● Stated problem
Tell how many lines include the string "control". Answer with a single number.
□ □ □ □ □ □ □
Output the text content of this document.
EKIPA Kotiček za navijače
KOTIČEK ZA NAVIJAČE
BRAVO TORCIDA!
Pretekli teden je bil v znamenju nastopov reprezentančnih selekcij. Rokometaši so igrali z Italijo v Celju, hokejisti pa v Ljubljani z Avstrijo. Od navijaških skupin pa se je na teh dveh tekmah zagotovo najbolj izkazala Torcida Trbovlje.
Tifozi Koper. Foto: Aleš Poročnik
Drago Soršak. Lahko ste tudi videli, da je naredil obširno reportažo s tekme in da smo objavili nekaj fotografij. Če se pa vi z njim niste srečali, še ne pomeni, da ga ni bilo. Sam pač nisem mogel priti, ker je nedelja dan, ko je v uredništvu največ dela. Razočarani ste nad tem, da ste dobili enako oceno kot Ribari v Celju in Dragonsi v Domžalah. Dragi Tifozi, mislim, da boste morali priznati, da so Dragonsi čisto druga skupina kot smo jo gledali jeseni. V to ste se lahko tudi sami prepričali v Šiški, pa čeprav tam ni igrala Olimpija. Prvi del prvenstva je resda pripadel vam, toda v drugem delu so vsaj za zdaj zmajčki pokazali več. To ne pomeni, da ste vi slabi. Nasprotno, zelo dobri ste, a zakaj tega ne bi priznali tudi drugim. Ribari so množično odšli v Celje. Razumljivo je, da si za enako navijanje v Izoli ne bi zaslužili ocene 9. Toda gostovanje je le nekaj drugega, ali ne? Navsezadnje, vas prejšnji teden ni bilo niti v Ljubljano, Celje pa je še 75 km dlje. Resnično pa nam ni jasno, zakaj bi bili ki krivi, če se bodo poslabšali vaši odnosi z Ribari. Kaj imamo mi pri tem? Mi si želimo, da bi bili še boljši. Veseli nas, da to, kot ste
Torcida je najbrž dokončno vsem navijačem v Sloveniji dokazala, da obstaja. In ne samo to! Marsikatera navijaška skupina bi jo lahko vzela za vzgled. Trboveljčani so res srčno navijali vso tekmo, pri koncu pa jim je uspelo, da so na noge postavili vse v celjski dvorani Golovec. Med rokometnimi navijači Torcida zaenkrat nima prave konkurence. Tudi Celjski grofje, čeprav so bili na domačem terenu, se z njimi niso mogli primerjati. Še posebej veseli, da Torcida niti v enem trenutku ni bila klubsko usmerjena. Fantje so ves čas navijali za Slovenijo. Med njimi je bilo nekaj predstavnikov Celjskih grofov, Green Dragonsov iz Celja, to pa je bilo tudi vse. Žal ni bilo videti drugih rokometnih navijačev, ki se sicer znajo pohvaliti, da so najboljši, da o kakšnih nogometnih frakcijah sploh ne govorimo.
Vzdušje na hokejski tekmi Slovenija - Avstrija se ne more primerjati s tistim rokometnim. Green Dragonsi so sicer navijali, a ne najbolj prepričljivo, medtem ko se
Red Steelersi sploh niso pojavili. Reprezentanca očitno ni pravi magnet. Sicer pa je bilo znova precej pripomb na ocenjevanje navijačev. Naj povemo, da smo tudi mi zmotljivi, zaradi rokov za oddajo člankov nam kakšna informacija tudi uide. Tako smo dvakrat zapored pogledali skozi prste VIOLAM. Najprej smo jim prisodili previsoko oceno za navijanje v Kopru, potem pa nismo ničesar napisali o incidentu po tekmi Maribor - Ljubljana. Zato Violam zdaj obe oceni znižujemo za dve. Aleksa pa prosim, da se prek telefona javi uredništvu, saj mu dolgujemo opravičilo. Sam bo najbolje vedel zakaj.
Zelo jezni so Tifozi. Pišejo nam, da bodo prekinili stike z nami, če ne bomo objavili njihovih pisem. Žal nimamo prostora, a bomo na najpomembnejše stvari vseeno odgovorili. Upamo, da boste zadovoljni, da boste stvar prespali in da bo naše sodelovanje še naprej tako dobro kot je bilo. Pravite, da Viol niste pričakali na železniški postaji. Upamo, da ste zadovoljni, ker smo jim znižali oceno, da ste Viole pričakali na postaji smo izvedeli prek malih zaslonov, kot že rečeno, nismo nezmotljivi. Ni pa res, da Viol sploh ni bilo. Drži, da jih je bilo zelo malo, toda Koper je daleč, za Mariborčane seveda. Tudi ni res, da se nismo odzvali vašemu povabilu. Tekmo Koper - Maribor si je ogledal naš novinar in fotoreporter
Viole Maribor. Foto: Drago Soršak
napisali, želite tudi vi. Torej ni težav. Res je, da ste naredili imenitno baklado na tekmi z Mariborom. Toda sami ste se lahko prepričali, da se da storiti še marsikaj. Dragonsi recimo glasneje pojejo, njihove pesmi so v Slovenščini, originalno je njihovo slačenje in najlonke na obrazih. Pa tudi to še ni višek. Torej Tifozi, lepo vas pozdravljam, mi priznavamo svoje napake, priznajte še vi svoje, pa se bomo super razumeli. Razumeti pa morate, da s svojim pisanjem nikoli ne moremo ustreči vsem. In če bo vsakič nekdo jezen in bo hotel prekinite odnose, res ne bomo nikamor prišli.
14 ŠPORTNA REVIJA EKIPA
□ □ □ □ □ □ □
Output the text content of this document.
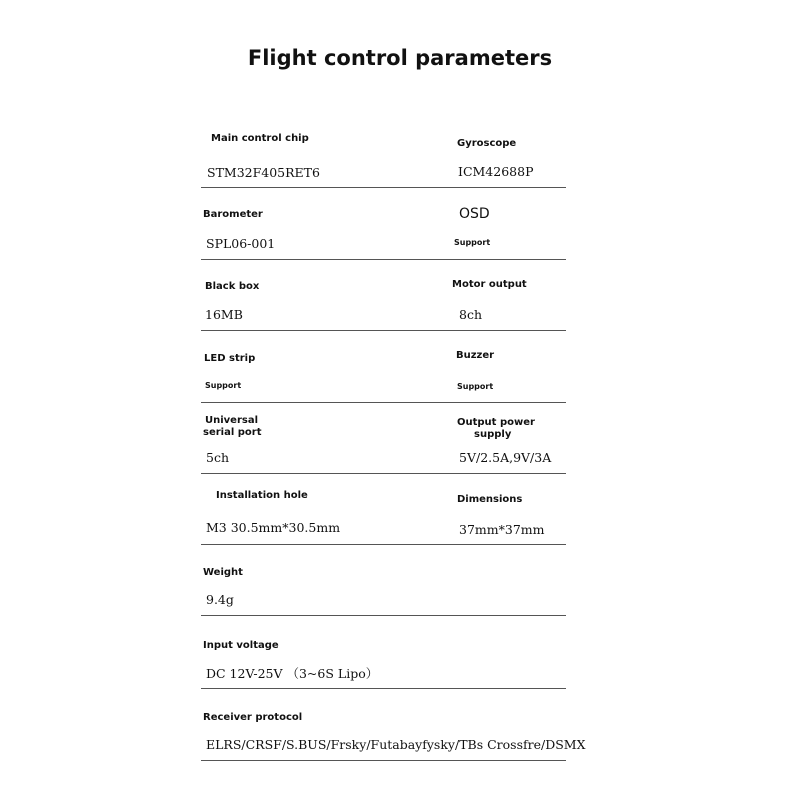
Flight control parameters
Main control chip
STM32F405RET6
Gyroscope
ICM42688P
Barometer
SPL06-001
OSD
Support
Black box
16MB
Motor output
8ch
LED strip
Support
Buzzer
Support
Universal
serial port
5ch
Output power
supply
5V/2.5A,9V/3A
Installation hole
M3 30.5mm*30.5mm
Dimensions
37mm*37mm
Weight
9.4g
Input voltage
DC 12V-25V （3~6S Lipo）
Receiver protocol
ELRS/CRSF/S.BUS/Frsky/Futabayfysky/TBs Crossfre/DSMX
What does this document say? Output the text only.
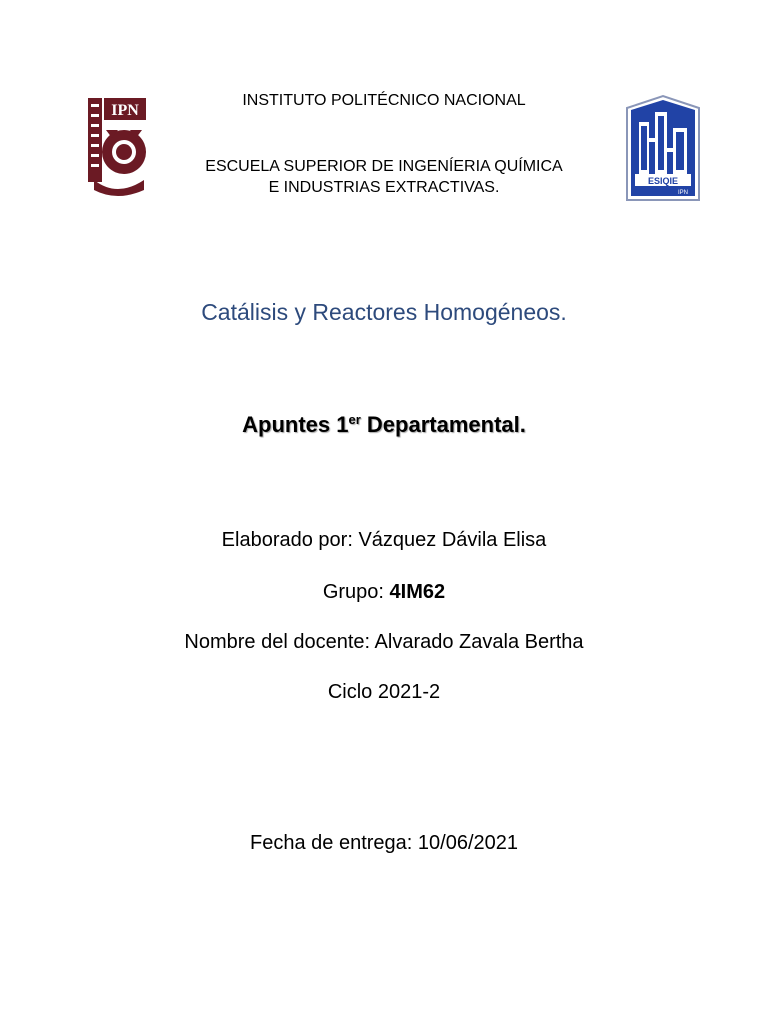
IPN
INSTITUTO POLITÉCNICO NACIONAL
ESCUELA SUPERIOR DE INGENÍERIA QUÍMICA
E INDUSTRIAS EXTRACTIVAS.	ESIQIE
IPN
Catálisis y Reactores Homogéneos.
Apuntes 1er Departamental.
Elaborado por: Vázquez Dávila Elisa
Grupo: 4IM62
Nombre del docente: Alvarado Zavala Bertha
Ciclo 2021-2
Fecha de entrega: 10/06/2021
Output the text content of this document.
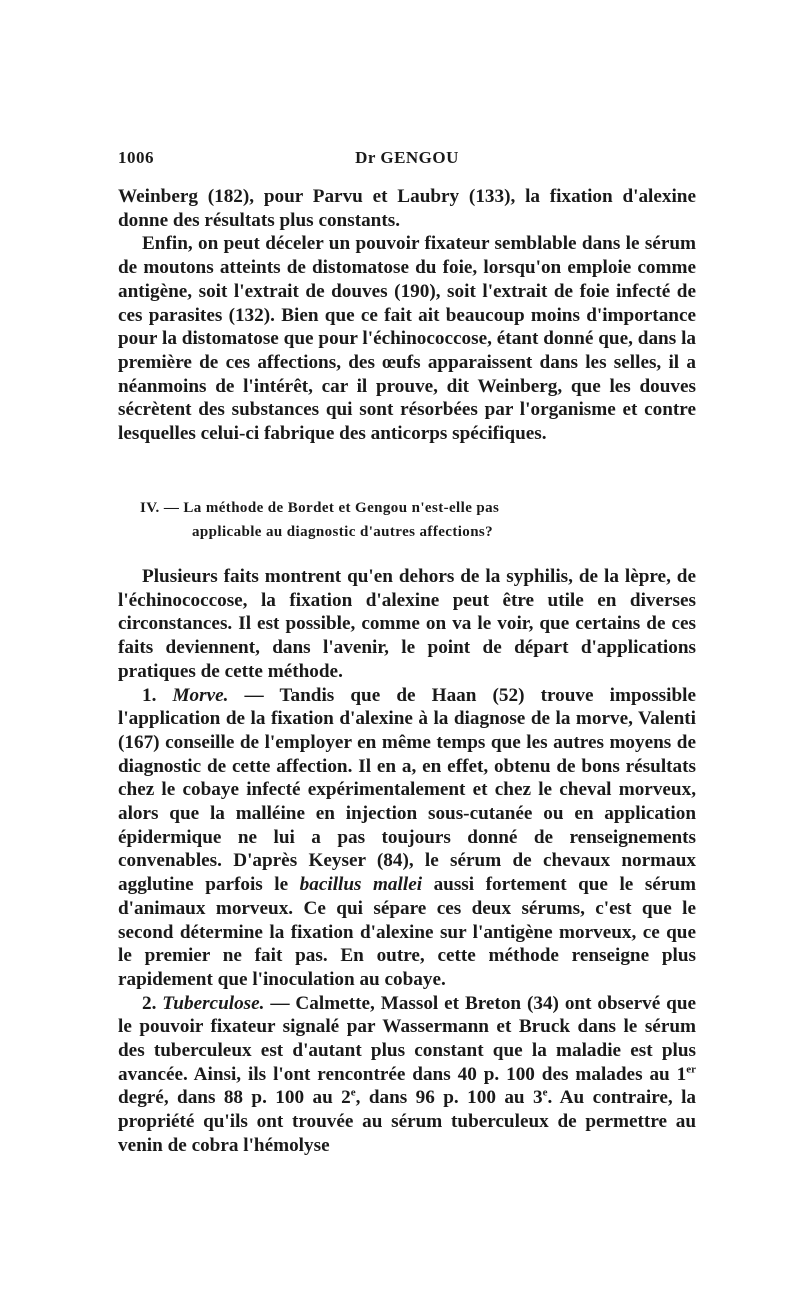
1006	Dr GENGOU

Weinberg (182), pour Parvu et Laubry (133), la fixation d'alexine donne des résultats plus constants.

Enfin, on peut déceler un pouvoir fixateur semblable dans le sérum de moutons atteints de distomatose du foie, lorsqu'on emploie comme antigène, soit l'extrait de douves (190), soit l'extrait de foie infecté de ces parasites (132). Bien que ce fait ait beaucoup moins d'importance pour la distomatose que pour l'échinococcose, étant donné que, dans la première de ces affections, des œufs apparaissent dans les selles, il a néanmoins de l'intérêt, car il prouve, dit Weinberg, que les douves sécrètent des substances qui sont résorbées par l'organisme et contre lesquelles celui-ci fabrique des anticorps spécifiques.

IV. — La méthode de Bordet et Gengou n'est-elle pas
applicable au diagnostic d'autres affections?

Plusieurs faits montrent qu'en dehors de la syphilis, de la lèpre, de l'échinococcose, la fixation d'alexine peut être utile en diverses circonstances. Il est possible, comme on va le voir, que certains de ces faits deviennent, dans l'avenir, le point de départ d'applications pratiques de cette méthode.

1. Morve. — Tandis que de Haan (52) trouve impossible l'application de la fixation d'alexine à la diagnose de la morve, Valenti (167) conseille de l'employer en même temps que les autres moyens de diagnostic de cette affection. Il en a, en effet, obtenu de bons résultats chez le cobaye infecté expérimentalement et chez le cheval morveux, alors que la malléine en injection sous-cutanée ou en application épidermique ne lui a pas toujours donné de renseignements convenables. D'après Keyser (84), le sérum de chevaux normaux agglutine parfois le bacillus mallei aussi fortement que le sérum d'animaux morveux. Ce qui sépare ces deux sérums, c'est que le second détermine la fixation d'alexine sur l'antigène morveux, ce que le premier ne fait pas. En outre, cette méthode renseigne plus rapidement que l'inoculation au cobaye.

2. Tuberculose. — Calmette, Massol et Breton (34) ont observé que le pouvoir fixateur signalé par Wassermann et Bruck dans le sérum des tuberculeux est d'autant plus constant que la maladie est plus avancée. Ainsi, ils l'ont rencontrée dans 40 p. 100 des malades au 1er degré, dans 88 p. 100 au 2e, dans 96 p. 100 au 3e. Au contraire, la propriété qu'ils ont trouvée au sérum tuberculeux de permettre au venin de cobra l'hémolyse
□ □ □ □ □ □ □
● Task response
2